Stored data:
^^^^^^^^^^^^^^^^

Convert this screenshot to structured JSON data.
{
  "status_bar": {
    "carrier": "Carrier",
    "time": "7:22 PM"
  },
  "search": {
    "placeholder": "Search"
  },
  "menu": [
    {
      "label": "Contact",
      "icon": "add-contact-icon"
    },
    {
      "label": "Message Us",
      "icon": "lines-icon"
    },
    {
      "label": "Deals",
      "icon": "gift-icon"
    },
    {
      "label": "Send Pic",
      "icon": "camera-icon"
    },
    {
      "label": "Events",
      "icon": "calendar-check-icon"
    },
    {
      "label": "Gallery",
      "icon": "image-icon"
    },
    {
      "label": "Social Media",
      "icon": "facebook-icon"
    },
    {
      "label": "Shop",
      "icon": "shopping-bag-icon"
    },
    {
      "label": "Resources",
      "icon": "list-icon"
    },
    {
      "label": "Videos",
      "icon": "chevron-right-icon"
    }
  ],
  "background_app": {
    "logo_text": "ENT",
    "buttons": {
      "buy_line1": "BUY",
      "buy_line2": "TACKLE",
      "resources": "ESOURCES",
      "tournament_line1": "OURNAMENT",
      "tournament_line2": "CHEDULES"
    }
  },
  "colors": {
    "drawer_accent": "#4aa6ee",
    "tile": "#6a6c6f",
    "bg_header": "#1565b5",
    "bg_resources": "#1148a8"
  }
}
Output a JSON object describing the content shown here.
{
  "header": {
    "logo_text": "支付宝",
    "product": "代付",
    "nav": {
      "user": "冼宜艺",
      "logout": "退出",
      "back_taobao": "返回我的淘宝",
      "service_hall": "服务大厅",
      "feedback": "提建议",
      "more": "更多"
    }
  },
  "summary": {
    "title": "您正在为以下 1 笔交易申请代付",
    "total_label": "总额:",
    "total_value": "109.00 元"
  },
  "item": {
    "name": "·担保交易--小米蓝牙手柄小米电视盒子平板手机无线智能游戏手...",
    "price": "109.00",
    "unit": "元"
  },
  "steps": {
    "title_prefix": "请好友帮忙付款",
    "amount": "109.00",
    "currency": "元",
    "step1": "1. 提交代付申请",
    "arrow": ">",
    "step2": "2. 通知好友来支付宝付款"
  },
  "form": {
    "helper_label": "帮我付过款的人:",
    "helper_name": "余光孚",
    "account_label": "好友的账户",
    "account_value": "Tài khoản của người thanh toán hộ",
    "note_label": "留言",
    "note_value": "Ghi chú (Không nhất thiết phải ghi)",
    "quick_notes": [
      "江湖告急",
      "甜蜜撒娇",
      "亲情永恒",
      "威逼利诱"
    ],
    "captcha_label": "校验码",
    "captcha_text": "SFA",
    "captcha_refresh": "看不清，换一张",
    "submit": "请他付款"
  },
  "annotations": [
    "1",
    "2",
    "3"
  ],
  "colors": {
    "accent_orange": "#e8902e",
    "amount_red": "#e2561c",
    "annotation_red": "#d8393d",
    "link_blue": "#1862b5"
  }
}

^^^^^^^^^^^^^^^^

Exercise brief —
Write the material out again in its entirety, exactly as shown.

Correct output —
Convert this screenshot to structured JSON data.
{
  "status_bar": {
    "carrier": "Carrier",
    "time": "7:22 PM"
  },
  "search": {
    "placeholder": "Search"
  },
  "menu": [
    {
      "label": "Contact",
      "icon": "add-contact-icon"
    },
    {
      "label": "Message Us",
      "icon": "lines-icon"
    },
    {
      "label": "Deals",
      "icon": "gift-icon"
    },
    {
      "label": "Send Pic",
      "icon": "camera-icon"
    },
    {
      "label": "Events",
      "icon": "calendar-check-icon"
    },
    {
      "label": "Gallery",
      "icon": "image-icon"
    },
    {
      "label": "Social Media",
      "icon": "facebook-icon"
    },
    {
      "label": "Shop",
      "icon": "shopping-bag-icon"
    },
    {
      "label": "Resources",
      "icon": "list-icon"
    },
    {
      "label": "Videos",
      "icon": "chevron-right-icon"
    }
  ],
  "background_app": {
    "logo_text": "ENT",
    "buttons": {
      "buy_line1": "BUY",
      "buy_line2": "TACKLE",
      "resources": "ESOURCES",
      "tournament_line1": "OURNAMENT",
      "tournament_line2": "CHEDULES"
    }
  },
  "colors": {
    "drawer_accent": "#4aa6ee",
    "tile": "#6a6c6f",
    "bg_header": "#1565b5",
    "bg_resources": "#1148a8"
  }
}
Output a JSON object describing the content shown here.
{
  "header": {
    "logo_text": "支付宝",
    "product": "代付",
    "nav": {
      "user": "冼宜艺",
      "logout": "退出",
      "back_taobao": "返回我的淘宝",
      "service_hall": "服务大厅",
      "feedback": "提建议",
      "more": "更多"
    }
  },
  "summary": {
    "title": "您正在为以下 1 笔交易申请代付",
    "total_label": "总额:",
    "total_value": "109.00 元"
  },
  "item": {
    "name": "·担保交易--小米蓝牙手柄小米电视盒子平板手机无线智能游戏手...",
    "price": "109.00",
    "unit": "元"
  },
  "steps": {
    "title_prefix": "请好友帮忙付款",
    "amount": "109.00",
    "currency": "元",
    "step1": "1. 提交代付申请",
    "arrow": ">",
    "step2": "2. 通知好友来支付宝付款"
  },
  "form": {
    "helper_label": "帮我付过款的人:",
    "helper_name": "余光孚",
    "account_label": "好友的账户",
    "account_value": "Tài khoản của người thanh toán hộ",
    "note_label": "留言",
    "note_value": "Ghi chú (Không nhất thiết phải ghi)",
    "quick_notes": [
      "江湖告急",
      "甜蜜撒娇",
      "亲情永恒",
      "威逼利诱"
    ],
    "captcha_label": "校验码",
    "captcha_text": "SFA",
    "captcha_refresh": "看不清，换一张",
    "submit": "请他付款"
  },
  "annotations": [
    "1",
    "2",
    "3"
  ],
  "colors": {
    "accent_orange": "#e8902e",
    "amount_red": "#e2561c",
    "annotation_red": "#d8393d",
    "link_blue": "#1862b5"
  }
}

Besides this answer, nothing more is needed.